## TASK STATEMENT
Make an exact copy of all the entries, but do not reproduce the pictures.

## SOURCE RECORDS

※ ※ ※

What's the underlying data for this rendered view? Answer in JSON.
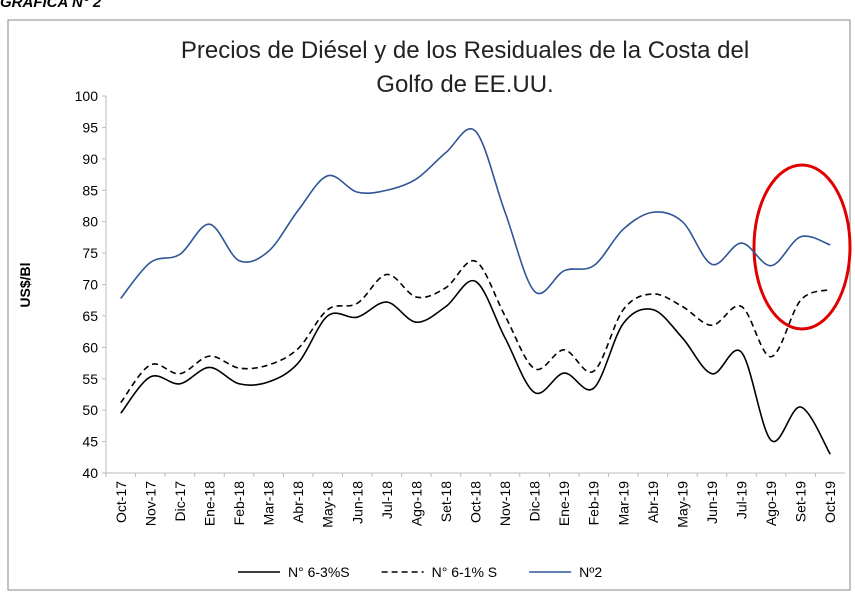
{
  "header": "GRÁFICA N° 2",
  "chart_data": {
    "type": "line",
    "title": "Precios de Diésel y de los Residuales de la Costa del Golfo de EE.UU.",
    "y_label": "US$/Bl",
    "categories": [
      "Oct-17",
      "Nov-17",
      "Dic-17",
      "Ene-18",
      "Feb-18",
      "Mar-18",
      "Abr-18",
      "May-18",
      "Jun-18",
      "Jul-18",
      "Ago-18",
      "Set-18",
      "Oct-18",
      "Nov-18",
      "Dic-18",
      "Ene-19",
      "Feb-19",
      "Mar-19",
      "Abr-19",
      "May-19",
      "Jun-19",
      "Jul-19",
      "Ago-19",
      "Set-19",
      "Oct-19"
    ],
    "series": [
      {
        "name": "N° 6-3%S",
        "color": "#000000",
        "line_style": "solid",
        "values": [
          49.5,
          55.3,
          54.2,
          56.8,
          54.2,
          54.5,
          57.5,
          65.0,
          64.8,
          67.2,
          64.0,
          66.5,
          70.5,
          61.5,
          52.8,
          55.9,
          53.5,
          63.8,
          66.0,
          61.5,
          55.8,
          59.2,
          45.2,
          50.5,
          43.0
        ]
      },
      {
        "name": "N° 6-1% S",
        "color": "#000000",
        "line_style": "dashed",
        "values": [
          51.2,
          57.2,
          55.8,
          58.6,
          56.7,
          57.2,
          59.8,
          66.0,
          67.0,
          71.6,
          68.0,
          69.5,
          73.7,
          65.0,
          56.6,
          59.6,
          56.2,
          66.0,
          68.5,
          66.5,
          63.5,
          66.5,
          58.5,
          67.5,
          69.2
        ]
      },
      {
        "name": "Nº2",
        "color": "#2f5597",
        "line_style": "solid",
        "values": [
          67.8,
          73.5,
          74.8,
          79.6,
          73.8,
          75.3,
          81.8,
          87.3,
          84.7,
          85.0,
          86.8,
          91.0,
          94.4,
          81.5,
          68.9,
          72.2,
          73.0,
          78.8,
          81.5,
          80.0,
          73.2,
          76.6,
          73.0,
          77.6,
          76.3
        ]
      }
    ],
    "ylim": [
      40,
      100
    ],
    "yticks": [
      40,
      45,
      50,
      55,
      60,
      65,
      70,
      75,
      80,
      85,
      90,
      95,
      100
    ],
    "grid": false,
    "smooth": true,
    "legend": "bottom"
  }
}
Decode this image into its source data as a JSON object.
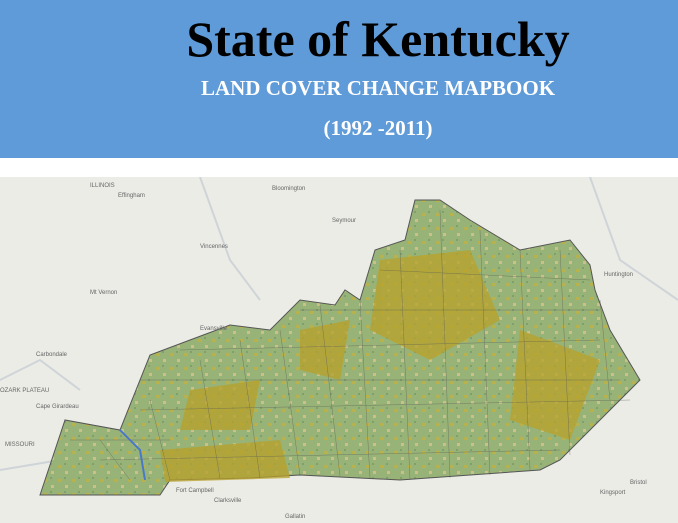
{
  "header": {
    "title": "State of Kentucky",
    "subtitle": "LAND COVER CHANGE MAPBOOK",
    "years": "(1992 -2011)"
  },
  "map": {
    "labels": [
      "ILLINOIS",
      "Effingham",
      "Bloomington",
      "Seymour",
      "Vincennes",
      "Mt Vernon",
      "Evansville",
      "Carbondale",
      "OZARK PLATEAU",
      "Cape Girardeau",
      "MISSOURI",
      "Fort Campbell",
      "Clarksville",
      "Gallatin",
      "Huntington",
      "Kingsport",
      "Bristol"
    ]
  }
}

※ ※ ※

## FULL ANSWER
What's the underlying data for this rendered view? Answer in JSON.
{
  "header": "GRÁFICA N° 2",
  "chart_data": {
    "type": "line",
    "title": "Precios de Diésel y de los Residuales de la Costa del Golfo de EE.UU.",
    "y_label": "US$/Bl",
    "categories": [
      "Oct-17",
      "Nov-17",
      "Dic-17",
      "Ene-18",
      "Feb-18",
      "Mar-18",
      "Abr-18",
      "May-18",
      "Jun-18",
      "Jul-18",
      "Ago-18",
      "Set-18",
      "Oct-18",
      "Nov-18",
      "Dic-18",
      "Ene-19",
      "Feb-19",
      "Mar-19",
      "Abr-19",
      "May-19",
      "Jun-19",
      "Jul-19",
      "Ago-19",
      "Set-19",
      "Oct-19"
    ],
    "series": [
      {
        "name": "N° 6-3%S",
        "color": "#000000",
        "line_style": "solid",
        "values": [
          49.5,
          55.3,
          54.2,
          56.8,
          54.2,
          54.5,
          57.5,
          65.0,
          64.8,
          67.2,
          64.0,
          66.5,
          70.5,
          61.5,
          52.8,
          55.9,
          53.5,
          63.8,
          66.0,
          61.5,
          55.8,
          59.2,
          45.2,
          50.5,
          43.0
        ]
      },
      {
        "name": "N° 6-1% S",
        "color": "#000000",
        "line_style": "dashed",
        "values": [
          51.2,
          57.2,
          55.8,
          58.6,
          56.7,
          57.2,
          59.8,
          66.0,
          67.0,
          71.6,
          68.0,
          69.5,
          73.7,
          65.0,
          56.6,
          59.6,
          56.2,
          66.0,
          68.5,
          66.5,
          63.5,
          66.5,
          58.5,
          67.5,
          69.2
        ]
      },
      {
        "name": "Nº2",
        "color": "#2f5597",
        "line_style": "solid",
        "values": [
          67.8,
          73.5,
          74.8,
          79.6,
          73.8,
          75.3,
          81.8,
          87.3,
          84.7,
          85.0,
          86.8,
          91.0,
          94.4,
          81.5,
          68.9,
          72.2,
          73.0,
          78.8,
          81.5,
          80.0,
          73.2,
          76.6,
          73.0,
          77.6,
          76.3
        ]
      }
    ],
    "ylim": [
      40,
      100
    ],
    "yticks": [
      40,
      45,
      50,
      55,
      60,
      65,
      70,
      75,
      80,
      85,
      90,
      95,
      100
    ],
    "grid": false,
    "smooth": true,
    "legend": "bottom"
  }
}
Decode this image into its source data as a JSON object.
{
  "header": {
    "title": "State of Kentucky",
    "subtitle": "LAND COVER CHANGE MAPBOOK",
    "years": "(1992 -2011)"
  },
  "map": {
    "labels": [
      "ILLINOIS",
      "Effingham",
      "Bloomington",
      "Seymour",
      "Vincennes",
      "Mt Vernon",
      "Evansville",
      "Carbondale",
      "OZARK PLATEAU",
      "Cape Girardeau",
      "MISSOURI",
      "Fort Campbell",
      "Clarksville",
      "Gallatin",
      "Huntington",
      "Kingsport",
      "Bristol"
    ]
  }
}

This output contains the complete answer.